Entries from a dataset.
**********

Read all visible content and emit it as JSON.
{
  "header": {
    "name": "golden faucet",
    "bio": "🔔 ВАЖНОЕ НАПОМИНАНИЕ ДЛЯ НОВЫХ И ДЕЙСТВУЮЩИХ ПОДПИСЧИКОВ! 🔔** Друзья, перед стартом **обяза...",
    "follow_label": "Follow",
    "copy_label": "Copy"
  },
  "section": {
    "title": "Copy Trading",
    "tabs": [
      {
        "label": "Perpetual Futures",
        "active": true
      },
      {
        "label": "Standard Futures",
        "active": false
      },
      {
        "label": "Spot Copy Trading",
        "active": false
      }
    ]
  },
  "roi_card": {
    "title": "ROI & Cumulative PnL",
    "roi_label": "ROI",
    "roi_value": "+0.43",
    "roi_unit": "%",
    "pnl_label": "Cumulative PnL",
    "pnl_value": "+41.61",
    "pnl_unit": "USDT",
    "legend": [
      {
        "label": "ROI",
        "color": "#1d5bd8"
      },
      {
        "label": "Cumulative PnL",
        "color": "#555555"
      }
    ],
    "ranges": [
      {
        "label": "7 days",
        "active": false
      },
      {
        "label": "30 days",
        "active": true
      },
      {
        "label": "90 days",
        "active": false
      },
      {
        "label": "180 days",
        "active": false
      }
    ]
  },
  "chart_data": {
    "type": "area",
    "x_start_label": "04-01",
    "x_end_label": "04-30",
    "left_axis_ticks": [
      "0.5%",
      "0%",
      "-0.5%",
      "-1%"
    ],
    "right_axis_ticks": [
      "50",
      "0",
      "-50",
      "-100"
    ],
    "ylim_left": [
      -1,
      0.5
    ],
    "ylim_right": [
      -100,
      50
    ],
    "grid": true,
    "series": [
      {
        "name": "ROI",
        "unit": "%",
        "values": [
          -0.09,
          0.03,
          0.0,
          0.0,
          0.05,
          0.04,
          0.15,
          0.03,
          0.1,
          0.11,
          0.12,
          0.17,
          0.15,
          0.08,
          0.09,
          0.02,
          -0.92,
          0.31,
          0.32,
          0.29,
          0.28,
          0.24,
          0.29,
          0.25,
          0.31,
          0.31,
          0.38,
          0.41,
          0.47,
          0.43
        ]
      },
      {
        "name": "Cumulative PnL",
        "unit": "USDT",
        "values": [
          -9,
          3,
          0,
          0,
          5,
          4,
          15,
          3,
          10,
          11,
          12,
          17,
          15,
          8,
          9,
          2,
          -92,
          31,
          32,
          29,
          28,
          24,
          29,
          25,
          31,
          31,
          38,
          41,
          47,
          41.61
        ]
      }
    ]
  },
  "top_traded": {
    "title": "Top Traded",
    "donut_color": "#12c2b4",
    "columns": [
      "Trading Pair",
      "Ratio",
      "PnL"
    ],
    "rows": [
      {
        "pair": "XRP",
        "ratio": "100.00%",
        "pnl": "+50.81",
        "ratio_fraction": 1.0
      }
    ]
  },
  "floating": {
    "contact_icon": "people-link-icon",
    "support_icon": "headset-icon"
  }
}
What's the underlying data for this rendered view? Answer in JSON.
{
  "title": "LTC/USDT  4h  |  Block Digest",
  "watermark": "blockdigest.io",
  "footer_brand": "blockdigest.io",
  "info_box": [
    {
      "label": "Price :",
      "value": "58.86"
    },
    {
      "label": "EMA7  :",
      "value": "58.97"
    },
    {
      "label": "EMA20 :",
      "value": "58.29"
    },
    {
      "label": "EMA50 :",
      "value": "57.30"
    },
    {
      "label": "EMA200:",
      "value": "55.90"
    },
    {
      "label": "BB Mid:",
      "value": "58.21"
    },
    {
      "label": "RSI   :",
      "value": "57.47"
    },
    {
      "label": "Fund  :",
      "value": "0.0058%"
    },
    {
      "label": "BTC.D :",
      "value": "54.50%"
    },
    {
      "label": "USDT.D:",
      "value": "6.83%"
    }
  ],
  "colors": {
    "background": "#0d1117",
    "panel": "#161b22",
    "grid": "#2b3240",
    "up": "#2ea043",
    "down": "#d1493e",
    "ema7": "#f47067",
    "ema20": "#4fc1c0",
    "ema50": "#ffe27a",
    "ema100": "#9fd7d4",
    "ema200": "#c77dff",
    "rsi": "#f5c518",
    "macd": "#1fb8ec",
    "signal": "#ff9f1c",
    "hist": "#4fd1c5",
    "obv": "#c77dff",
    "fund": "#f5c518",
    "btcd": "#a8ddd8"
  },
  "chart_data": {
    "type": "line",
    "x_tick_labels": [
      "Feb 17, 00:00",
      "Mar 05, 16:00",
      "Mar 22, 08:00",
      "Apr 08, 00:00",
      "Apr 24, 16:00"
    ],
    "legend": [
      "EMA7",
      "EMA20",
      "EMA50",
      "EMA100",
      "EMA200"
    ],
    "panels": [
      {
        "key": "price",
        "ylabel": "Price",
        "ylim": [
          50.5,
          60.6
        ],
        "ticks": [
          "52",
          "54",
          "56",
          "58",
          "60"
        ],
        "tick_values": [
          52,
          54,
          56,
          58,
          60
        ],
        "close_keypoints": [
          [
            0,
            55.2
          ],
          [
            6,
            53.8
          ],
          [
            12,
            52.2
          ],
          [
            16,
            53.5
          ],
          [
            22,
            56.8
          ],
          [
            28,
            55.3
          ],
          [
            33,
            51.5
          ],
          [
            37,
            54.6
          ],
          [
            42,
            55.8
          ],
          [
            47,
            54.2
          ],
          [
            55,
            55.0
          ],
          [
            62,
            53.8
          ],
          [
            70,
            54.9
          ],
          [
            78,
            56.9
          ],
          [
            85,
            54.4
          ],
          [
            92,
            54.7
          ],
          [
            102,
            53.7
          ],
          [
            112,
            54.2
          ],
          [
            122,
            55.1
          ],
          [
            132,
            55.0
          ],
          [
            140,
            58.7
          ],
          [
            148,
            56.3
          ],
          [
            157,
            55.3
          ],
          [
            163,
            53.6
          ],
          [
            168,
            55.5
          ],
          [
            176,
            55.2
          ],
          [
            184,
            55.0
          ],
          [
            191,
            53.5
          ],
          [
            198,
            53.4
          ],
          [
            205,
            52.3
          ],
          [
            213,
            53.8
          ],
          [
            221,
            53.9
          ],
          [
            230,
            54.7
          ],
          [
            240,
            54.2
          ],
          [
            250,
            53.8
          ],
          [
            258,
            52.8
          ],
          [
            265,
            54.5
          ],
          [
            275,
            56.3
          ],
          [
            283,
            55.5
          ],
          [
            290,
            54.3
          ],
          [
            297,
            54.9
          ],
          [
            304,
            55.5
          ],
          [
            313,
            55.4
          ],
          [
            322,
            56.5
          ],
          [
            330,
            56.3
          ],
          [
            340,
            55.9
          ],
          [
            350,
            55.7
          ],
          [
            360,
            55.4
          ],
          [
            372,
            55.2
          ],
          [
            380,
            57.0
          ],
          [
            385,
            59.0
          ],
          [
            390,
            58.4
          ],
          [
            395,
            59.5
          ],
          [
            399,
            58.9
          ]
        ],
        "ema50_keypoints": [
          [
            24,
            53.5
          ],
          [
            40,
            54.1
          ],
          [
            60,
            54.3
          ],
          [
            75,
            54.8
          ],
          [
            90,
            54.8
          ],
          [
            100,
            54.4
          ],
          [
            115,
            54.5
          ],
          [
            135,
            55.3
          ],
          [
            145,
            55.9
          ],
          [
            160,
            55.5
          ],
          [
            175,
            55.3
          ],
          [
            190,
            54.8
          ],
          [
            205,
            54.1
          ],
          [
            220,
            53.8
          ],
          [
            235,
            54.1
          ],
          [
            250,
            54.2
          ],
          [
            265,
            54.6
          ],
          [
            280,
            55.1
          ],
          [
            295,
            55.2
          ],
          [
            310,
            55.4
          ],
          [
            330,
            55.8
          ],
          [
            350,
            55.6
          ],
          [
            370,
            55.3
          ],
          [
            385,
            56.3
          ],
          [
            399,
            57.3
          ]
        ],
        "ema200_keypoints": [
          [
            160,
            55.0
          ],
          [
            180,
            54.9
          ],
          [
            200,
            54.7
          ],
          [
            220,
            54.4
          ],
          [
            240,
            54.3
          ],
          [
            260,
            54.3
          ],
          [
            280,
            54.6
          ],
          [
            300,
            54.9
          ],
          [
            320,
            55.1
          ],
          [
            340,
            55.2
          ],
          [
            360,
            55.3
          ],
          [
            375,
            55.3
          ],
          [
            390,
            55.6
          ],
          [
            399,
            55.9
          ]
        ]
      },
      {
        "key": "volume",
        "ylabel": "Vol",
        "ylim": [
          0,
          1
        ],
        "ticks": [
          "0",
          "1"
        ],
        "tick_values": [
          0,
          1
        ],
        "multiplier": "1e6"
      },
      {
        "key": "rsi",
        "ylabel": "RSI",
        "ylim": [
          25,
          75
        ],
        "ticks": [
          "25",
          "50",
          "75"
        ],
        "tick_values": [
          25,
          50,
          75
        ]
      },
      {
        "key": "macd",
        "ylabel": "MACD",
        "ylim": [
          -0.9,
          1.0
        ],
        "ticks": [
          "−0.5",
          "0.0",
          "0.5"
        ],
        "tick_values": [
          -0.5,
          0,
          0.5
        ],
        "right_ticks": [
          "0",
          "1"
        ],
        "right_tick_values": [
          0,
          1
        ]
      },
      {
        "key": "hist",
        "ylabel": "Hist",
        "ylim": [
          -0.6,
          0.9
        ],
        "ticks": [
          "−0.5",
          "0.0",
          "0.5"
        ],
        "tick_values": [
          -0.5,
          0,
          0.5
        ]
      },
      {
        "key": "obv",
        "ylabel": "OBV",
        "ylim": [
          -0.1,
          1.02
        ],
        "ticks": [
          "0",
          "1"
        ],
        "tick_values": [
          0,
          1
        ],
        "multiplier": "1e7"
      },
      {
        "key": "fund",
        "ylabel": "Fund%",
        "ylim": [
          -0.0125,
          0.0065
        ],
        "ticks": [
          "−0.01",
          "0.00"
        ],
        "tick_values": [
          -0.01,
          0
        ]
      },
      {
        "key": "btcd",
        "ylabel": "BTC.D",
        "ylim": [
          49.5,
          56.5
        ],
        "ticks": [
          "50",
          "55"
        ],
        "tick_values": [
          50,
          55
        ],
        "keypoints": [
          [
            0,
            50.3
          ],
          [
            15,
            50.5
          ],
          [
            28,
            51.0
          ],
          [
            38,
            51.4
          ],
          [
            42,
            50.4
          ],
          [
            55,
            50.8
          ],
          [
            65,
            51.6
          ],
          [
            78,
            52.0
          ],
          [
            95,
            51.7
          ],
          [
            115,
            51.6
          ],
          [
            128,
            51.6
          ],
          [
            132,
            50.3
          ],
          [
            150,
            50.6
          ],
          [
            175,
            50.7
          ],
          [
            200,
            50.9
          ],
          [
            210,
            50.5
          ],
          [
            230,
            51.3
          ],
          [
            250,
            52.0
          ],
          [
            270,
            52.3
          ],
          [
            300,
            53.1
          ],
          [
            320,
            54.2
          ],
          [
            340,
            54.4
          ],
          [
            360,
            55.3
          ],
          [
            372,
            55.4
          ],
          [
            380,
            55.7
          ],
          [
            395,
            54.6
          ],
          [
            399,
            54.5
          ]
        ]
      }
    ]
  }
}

**********

The exercise. Gather all the lines that include the word "USDT" and copy them out.

Output for this exercise.
    "pnl_unit": "USDT",
        "unit": "USDT",
  "title": "LTC/USDT  4h  |  Block Digest",
      "label": "USDT.D:",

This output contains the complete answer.